> WHAT THIS TASK INVOLVES
Entries follow. Set all of them down as they stand.
[start of PROVIDED DATA]
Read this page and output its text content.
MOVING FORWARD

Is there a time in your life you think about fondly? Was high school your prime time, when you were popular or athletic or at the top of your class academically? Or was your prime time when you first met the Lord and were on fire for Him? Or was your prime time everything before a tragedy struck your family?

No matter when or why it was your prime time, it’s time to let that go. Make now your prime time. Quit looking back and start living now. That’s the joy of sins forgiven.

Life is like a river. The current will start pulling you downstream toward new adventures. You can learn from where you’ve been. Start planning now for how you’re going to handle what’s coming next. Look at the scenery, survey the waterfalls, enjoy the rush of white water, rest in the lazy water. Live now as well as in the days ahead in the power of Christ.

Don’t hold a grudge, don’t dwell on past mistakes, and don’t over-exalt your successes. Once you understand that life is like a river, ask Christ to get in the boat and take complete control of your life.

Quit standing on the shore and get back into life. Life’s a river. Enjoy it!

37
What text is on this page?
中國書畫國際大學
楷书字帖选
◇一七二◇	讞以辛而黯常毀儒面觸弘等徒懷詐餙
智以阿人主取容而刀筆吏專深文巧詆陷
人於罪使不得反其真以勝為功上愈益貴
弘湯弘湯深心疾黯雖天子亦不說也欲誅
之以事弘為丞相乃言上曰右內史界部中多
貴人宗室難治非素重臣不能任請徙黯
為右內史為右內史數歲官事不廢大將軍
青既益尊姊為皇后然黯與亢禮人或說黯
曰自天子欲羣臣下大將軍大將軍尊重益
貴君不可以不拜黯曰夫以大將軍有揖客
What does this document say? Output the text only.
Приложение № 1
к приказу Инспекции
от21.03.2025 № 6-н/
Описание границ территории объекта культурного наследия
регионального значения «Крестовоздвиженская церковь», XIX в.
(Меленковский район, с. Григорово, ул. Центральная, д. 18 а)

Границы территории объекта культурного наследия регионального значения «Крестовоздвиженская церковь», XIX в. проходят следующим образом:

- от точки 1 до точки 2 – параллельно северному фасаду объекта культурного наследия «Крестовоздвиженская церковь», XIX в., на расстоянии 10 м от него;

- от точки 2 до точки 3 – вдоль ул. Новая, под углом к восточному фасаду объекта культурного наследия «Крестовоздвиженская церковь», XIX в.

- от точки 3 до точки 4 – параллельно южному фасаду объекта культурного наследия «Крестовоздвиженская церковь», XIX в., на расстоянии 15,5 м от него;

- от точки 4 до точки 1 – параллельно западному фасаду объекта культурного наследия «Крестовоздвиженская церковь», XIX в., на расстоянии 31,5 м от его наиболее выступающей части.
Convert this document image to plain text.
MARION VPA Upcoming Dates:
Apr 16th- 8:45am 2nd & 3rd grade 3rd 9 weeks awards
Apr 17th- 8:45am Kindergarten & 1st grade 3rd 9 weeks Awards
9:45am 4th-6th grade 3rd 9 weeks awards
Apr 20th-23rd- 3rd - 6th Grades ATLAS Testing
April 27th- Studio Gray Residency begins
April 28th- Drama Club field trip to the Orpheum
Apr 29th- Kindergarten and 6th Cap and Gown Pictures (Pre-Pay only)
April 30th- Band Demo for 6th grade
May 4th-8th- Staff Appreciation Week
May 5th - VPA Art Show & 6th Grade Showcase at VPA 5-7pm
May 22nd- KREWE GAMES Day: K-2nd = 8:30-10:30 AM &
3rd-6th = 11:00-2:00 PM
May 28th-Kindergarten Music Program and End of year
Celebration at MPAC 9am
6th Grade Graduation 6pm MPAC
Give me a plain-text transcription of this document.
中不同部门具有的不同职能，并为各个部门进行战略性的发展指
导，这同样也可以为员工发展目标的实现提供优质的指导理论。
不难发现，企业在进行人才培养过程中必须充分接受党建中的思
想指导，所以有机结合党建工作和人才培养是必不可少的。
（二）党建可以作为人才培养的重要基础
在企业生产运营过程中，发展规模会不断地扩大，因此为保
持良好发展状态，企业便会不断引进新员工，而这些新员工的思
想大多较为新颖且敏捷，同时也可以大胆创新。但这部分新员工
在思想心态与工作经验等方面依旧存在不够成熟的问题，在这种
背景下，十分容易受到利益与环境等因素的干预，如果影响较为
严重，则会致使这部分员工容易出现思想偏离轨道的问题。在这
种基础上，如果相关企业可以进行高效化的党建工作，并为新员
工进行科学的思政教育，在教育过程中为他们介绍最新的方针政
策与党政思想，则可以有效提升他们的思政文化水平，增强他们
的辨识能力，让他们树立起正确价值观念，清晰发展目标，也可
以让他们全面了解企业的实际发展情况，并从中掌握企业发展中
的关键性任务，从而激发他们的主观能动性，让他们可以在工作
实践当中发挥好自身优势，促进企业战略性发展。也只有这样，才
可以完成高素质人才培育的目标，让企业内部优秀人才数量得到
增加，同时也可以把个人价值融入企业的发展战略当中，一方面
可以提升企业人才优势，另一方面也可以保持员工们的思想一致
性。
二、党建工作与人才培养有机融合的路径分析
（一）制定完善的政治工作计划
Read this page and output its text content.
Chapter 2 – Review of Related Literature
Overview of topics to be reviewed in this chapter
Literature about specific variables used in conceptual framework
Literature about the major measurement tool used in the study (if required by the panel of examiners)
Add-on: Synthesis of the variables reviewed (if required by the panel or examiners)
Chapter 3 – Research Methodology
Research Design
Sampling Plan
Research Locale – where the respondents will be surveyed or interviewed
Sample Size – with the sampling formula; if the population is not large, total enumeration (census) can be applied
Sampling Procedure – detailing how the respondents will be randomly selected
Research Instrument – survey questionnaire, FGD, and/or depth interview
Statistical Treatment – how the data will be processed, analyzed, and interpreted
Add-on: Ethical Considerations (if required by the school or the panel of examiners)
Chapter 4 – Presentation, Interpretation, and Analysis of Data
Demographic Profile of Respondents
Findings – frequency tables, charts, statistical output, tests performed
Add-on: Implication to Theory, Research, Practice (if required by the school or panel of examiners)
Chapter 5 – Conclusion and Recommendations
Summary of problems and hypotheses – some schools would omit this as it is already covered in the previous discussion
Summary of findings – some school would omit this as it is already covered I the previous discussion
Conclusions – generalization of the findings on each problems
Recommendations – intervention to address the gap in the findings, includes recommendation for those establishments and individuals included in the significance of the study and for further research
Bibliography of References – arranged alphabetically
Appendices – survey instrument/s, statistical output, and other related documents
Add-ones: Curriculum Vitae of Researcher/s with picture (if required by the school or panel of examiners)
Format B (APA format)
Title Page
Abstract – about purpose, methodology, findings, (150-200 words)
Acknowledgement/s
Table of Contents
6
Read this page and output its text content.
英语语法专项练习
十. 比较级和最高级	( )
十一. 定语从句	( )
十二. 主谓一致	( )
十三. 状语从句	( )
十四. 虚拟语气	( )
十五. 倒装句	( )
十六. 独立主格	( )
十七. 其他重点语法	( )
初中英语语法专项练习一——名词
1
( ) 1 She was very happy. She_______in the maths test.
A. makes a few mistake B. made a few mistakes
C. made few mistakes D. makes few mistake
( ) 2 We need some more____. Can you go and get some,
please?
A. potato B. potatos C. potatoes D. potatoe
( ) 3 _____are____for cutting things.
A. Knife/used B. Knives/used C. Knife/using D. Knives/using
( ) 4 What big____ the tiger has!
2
[end of PROVIDED DATA]
> OUTPUT OF THE EXERCISE
Read this page and output its text content.
MOVING FORWARD

Is there a time in your life you think about fondly? Was high school your prime time, when you were popular or athletic or at the top of your class academically? Or was your prime time when you first met the Lord and were on fire for Him? Or was your prime time everything before a tragedy struck your family?

No matter when or why it was your prime time, it’s time to let that go. Make now your prime time. Quit looking back and start living now. That’s the joy of sins forgiven.

Life is like a river. The current will start pulling you downstream toward new adventures. You can learn from where you’ve been. Start planning now for how you’re going to handle what’s coming next. Look at the scenery, survey the waterfalls, enjoy the rush of white water, rest in the lazy water. Live now as well as in the days ahead in the power of Christ.

Don’t hold a grudge, don’t dwell on past mistakes, and don’t over-exalt your successes. Once you understand that life is like a river, ask Christ to get in the boat and take complete control of your life.

Quit standing on the shore and get back into life. Life’s a river. Enjoy it!

37
What text is on this page?
中國書畫國際大學
楷书字帖选
◇一七二◇	讞以辛而黯常毀儒面觸弘等徒懷詐餙
智以阿人主取容而刀筆吏專深文巧詆陷
人於罪使不得反其真以勝為功上愈益貴
弘湯弘湯深心疾黯雖天子亦不說也欲誅
之以事弘為丞相乃言上曰右內史界部中多
貴人宗室難治非素重臣不能任請徙黯
為右內史為右內史數歲官事不廢大將軍
青既益尊姊為皇后然黯與亢禮人或說黯
曰自天子欲羣臣下大將軍大將軍尊重益
貴君不可以不拜黯曰夫以大將軍有揖客
What does this document say? Output the text only.
Приложение № 1
к приказу Инспекции
от21.03.2025 № 6-н/
Описание границ территории объекта культурного наследия
регионального значения «Крестовоздвиженская церковь», XIX в.
(Меленковский район, с. Григорово, ул. Центральная, д. 18 а)

Границы территории объекта культурного наследия регионального значения «Крестовоздвиженская церковь», XIX в. проходят следующим образом:

- от точки 1 до точки 2 – параллельно северному фасаду объекта культурного наследия «Крестовоздвиженская церковь», XIX в., на расстоянии 10 м от него;

- от точки 2 до точки 3 – вдоль ул. Новая, под углом к восточному фасаду объекта культурного наследия «Крестовоздвиженская церковь», XIX в.

- от точки 3 до точки 4 – параллельно южному фасаду объекта культурного наследия «Крестовоздвиженская церковь», XIX в., на расстоянии 15,5 м от него;

- от точки 4 до точки 1 – параллельно западному фасаду объекта культурного наследия «Крестовоздвиженская церковь», XIX в., на расстоянии 31,5 м от его наиболее выступающей части.
Convert this document image to plain text.
MARION VPA Upcoming Dates:
Apr 16th- 8:45am 2nd & 3rd grade 3rd 9 weeks awards
Apr 17th- 8:45am Kindergarten & 1st grade 3rd 9 weeks Awards
9:45am 4th-6th grade 3rd 9 weeks awards
Apr 20th-23rd- 3rd - 6th Grades ATLAS Testing
April 27th- Studio Gray Residency begins
April 28th- Drama Club field trip to the Orpheum
Apr 29th- Kindergarten and 6th Cap and Gown Pictures (Pre-Pay only)
April 30th- Band Demo for 6th grade
May 4th-8th- Staff Appreciation Week
May 5th - VPA Art Show & 6th Grade Showcase at VPA 5-7pm
May 22nd- KREWE GAMES Day: K-2nd = 8:30-10:30 AM &
3rd-6th = 11:00-2:00 PM
May 28th-Kindergarten Music Program and End of year
Celebration at MPAC 9am
6th Grade Graduation 6pm MPAC
Give me a plain-text transcription of this document.
中不同部门具有的不同职能，并为各个部门进行战略性的发展指
导，这同样也可以为员工发展目标的实现提供优质的指导理论。
不难发现，企业在进行人才培养过程中必须充分接受党建中的思
想指导，所以有机结合党建工作和人才培养是必不可少的。
（二）党建可以作为人才培养的重要基础
在企业生产运营过程中，发展规模会不断地扩大，因此为保
持良好发展状态，企业便会不断引进新员工，而这些新员工的思
想大多较为新颖且敏捷，同时也可以大胆创新。但这部分新员工
在思想心态与工作经验等方面依旧存在不够成熟的问题，在这种
背景下，十分容易受到利益与环境等因素的干预，如果影响较为
严重，则会致使这部分员工容易出现思想偏离轨道的问题。在这
种基础上，如果相关企业可以进行高效化的党建工作，并为新员
工进行科学的思政教育，在教育过程中为他们介绍最新的方针政
策与党政思想，则可以有效提升他们的思政文化水平，增强他们
的辨识能力，让他们树立起正确价值观念，清晰发展目标，也可
以让他们全面了解企业的实际发展情况，并从中掌握企业发展中
的关键性任务，从而激发他们的主观能动性，让他们可以在工作
实践当中发挥好自身优势，促进企业战略性发展。也只有这样，才
可以完成高素质人才培育的目标，让企业内部优秀人才数量得到
增加，同时也可以把个人价值融入企业的发展战略当中，一方面
可以提升企业人才优势，另一方面也可以保持员工们的思想一致
性。
二、党建工作与人才培养有机融合的路径分析
（一）制定完善的政治工作计划
Read this page and output its text content.
Chapter 2 – Review of Related Literature
Overview of topics to be reviewed in this chapter
Literature about specific variables used in conceptual framework
Literature about the major measurement tool used in the study (if required by the panel of examiners)
Add-on: Synthesis of the variables reviewed (if required by the panel or examiners)
Chapter 3 – Research Methodology
Research Design
Sampling Plan
Research Locale – where the respondents will be surveyed or interviewed
Sample Size – with the sampling formula; if the population is not large, total enumeration (census) can be applied
Sampling Procedure – detailing how the respondents will be randomly selected
Research Instrument – survey questionnaire, FGD, and/or depth interview
Statistical Treatment – how the data will be processed, analyzed, and interpreted
Add-on: Ethical Considerations (if required by the school or the panel of examiners)
Chapter 4 – Presentation, Interpretation, and Analysis of Data
Demographic Profile of Respondents
Findings – frequency tables, charts, statistical output, tests performed
Add-on: Implication to Theory, Research, Practice (if required by the school or panel of examiners)
Chapter 5 – Conclusion and Recommendations
Summary of problems and hypotheses – some schools would omit this as it is already covered in the previous discussion
Summary of findings – some school would omit this as it is already covered I the previous discussion
Conclusions – generalization of the findings on each problems
Recommendations – intervention to address the gap in the findings, includes recommendation for those establishments and individuals included in the significance of the study and for further research
Bibliography of References – arranged alphabetically
Appendices – survey instrument/s, statistical output, and other related documents
Add-ones: Curriculum Vitae of Researcher/s with picture (if required by the school or panel of examiners)
Format B (APA format)
Title Page
Abstract – about purpose, methodology, findings, (150-200 words)
Acknowledgement/s
Table of Contents
6
Read this page and output its text content.
英语语法专项练习
十. 比较级和最高级	( )
十一. 定语从句	( )
十二. 主谓一致	( )
十三. 状语从句	( )
十四. 虚拟语气	( )
十五. 倒装句	( )
十六. 独立主格	( )
十七. 其他重点语法	( )
初中英语语法专项练习一——名词
1
( ) 1 She was very happy. She_______in the maths test.
A. makes a few mistake B. made a few mistakes
C. made few mistakes D. makes few mistake
( ) 2 We need some more____. Can you go and get some,
please?
A. potato B. potatos C. potatoes D. potatoe
( ) 3 _____are____for cutting things.
A. Knife/used B. Knives/used C. Knife/using D. Knives/using
( ) 4 What big____ the tiger has!
2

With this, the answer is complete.